[start The input]
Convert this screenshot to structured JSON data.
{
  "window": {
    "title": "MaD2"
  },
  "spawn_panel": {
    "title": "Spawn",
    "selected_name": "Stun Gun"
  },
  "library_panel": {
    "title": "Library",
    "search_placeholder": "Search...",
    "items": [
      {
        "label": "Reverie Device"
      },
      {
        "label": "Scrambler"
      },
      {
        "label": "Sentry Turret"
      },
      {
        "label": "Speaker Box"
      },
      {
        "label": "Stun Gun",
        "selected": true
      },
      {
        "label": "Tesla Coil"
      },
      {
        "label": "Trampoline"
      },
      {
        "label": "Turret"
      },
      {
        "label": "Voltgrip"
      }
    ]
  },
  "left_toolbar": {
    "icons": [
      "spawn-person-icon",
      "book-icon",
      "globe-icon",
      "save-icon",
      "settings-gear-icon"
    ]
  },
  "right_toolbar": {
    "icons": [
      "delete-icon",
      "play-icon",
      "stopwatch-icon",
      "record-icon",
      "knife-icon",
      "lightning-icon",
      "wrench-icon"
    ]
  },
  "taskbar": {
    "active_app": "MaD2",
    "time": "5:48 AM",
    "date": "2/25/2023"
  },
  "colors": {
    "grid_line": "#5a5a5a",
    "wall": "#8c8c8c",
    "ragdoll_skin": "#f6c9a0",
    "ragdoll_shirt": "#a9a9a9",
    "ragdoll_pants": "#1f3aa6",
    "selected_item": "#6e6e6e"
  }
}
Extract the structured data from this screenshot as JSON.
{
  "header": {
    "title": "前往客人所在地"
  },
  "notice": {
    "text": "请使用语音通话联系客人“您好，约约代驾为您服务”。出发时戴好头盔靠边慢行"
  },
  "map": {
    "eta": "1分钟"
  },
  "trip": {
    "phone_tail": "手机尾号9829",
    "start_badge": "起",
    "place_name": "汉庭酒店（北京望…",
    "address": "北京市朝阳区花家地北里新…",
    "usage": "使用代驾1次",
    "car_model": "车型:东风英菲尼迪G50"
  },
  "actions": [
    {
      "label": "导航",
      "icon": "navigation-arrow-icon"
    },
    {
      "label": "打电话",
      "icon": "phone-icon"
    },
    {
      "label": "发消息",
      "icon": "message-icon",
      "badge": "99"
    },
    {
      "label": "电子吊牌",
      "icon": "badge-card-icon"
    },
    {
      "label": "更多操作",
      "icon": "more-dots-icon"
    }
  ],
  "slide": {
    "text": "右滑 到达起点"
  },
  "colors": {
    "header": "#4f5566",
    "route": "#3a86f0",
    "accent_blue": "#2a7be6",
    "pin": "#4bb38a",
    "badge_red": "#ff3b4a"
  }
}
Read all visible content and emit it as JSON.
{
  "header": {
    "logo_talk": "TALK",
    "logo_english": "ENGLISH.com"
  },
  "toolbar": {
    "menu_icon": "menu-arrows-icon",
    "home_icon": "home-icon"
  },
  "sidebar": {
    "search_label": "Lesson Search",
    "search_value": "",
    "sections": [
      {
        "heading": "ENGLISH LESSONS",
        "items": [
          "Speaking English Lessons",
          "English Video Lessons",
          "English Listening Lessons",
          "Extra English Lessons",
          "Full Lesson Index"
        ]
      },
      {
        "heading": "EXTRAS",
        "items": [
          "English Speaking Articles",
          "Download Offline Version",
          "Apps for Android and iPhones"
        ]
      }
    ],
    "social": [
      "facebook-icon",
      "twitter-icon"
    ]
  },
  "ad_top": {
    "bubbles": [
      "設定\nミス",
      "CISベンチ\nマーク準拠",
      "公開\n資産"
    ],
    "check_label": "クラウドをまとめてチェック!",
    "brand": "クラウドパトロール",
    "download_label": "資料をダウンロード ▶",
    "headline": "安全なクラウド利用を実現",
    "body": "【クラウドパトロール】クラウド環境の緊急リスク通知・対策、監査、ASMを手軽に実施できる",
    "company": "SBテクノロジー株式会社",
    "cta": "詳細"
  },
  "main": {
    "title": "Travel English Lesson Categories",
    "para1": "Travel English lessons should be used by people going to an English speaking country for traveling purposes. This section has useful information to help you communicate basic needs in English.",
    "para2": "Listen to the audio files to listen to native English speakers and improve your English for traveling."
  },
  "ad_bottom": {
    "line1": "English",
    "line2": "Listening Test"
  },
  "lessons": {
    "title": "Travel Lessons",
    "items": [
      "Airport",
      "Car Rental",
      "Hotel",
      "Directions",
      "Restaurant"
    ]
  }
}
[end The input]
__Task to complete__:
Across the entries, how many lines hold the word "data"? Say only the number.

__Solution for this problem__:
2